Work instructions: Go through the material below and copy each line where the word "ylabel" appears.
---------- Stored data ----------
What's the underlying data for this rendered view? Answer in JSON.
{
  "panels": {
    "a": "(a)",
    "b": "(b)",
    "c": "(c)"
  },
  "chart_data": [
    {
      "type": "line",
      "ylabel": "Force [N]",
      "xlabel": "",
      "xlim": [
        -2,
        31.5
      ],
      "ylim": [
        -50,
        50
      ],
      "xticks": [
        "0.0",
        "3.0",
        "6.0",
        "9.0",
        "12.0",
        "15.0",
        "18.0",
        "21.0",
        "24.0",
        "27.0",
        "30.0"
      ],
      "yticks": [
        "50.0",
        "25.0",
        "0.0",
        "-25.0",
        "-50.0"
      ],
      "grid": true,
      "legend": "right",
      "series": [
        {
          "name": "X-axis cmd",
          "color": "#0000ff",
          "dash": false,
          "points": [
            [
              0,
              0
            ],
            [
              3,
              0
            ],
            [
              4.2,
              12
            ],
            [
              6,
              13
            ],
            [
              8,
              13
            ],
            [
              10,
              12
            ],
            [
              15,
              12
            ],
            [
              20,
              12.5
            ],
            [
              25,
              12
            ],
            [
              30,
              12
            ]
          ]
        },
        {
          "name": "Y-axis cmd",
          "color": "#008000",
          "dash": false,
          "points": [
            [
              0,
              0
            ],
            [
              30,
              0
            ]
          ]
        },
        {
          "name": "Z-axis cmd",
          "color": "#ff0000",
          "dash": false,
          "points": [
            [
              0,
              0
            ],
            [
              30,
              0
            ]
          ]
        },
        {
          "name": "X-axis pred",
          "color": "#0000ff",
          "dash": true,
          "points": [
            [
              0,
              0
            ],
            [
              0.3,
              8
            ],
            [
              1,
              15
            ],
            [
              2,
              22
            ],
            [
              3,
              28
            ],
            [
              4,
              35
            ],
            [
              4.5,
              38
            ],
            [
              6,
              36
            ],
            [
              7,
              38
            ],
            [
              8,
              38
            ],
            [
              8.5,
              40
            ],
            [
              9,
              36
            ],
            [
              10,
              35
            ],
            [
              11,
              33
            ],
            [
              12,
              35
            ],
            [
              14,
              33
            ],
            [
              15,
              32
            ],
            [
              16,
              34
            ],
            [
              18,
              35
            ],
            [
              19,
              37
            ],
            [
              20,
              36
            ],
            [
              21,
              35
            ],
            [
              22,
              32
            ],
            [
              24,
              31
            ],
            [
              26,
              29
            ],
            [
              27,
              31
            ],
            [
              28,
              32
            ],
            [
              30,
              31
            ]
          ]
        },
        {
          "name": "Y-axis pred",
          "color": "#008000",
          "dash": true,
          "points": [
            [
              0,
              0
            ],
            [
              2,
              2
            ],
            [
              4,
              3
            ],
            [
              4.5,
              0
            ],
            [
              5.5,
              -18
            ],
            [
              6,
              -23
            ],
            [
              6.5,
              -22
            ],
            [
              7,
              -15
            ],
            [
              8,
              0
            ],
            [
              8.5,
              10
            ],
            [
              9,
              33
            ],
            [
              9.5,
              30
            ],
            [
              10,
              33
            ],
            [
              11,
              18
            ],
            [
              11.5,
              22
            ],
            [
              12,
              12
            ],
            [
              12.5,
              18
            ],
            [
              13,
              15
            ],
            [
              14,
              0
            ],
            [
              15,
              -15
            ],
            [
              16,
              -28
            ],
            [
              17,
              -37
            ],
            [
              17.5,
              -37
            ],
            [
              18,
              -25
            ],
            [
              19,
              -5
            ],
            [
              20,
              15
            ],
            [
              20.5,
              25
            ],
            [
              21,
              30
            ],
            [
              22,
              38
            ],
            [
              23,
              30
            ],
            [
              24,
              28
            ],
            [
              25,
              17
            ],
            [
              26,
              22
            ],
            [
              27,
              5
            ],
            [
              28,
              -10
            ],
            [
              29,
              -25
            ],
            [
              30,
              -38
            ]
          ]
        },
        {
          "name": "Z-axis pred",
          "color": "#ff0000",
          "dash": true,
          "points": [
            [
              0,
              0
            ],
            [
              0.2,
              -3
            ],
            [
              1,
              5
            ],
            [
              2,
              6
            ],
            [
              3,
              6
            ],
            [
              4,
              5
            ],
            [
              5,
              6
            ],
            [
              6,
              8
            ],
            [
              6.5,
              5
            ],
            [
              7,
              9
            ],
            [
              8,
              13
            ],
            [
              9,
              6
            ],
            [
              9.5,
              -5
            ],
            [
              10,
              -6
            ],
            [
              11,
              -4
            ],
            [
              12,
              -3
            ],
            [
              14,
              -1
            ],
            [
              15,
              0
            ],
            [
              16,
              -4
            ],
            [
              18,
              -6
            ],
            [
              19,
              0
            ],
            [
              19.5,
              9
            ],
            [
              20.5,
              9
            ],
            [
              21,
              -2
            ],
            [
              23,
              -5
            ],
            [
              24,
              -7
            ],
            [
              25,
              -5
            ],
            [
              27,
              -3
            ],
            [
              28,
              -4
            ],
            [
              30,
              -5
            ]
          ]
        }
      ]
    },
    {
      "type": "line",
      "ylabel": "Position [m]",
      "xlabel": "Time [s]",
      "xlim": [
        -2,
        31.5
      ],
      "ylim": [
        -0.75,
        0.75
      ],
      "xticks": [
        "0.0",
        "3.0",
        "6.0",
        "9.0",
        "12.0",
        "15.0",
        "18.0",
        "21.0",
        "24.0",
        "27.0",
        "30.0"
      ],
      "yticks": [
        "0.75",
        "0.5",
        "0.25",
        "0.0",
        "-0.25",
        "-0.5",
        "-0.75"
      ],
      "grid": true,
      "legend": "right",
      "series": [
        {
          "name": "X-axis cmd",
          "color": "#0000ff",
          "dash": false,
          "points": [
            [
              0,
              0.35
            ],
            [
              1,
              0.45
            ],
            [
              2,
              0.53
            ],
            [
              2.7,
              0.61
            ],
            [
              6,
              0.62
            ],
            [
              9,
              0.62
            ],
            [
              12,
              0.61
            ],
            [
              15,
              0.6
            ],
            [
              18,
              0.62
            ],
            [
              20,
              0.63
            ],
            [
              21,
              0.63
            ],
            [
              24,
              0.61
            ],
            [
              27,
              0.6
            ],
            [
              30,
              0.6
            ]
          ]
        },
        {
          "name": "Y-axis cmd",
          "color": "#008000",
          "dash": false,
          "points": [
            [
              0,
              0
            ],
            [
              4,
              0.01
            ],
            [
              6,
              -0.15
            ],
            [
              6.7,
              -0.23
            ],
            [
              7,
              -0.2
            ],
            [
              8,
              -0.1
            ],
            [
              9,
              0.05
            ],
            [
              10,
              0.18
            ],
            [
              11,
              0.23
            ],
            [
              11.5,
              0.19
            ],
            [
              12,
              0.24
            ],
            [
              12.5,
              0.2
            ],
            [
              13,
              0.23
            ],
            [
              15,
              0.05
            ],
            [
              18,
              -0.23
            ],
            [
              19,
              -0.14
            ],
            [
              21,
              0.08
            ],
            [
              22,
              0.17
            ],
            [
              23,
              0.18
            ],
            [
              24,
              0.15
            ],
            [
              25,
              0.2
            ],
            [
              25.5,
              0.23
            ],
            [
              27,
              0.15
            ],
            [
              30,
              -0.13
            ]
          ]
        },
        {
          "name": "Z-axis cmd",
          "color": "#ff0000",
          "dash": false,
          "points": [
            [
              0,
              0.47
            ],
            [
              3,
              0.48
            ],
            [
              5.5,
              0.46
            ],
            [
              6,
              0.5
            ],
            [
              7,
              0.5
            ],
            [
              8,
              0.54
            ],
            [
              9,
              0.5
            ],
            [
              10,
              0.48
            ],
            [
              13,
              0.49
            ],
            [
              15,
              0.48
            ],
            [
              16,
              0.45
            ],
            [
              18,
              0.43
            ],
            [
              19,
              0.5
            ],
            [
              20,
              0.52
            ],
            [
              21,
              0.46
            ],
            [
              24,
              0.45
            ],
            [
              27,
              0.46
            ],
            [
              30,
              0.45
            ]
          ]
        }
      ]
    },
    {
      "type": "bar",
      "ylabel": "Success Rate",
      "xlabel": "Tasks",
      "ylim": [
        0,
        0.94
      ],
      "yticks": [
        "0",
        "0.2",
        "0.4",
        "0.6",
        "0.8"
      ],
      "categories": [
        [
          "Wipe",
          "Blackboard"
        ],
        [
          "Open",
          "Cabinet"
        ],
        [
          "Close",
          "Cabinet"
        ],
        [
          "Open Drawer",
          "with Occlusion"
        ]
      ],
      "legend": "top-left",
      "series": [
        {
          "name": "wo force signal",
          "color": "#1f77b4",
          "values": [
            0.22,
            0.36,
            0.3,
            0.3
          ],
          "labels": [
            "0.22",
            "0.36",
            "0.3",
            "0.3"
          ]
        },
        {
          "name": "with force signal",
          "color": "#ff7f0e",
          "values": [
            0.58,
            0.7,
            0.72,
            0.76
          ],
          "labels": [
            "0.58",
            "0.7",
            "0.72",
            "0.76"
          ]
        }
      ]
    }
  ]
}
----------
Finished answer:
      "ylabel": "Force [N]",
      "ylabel": "Position [m]",
      "ylabel": "Success Rate",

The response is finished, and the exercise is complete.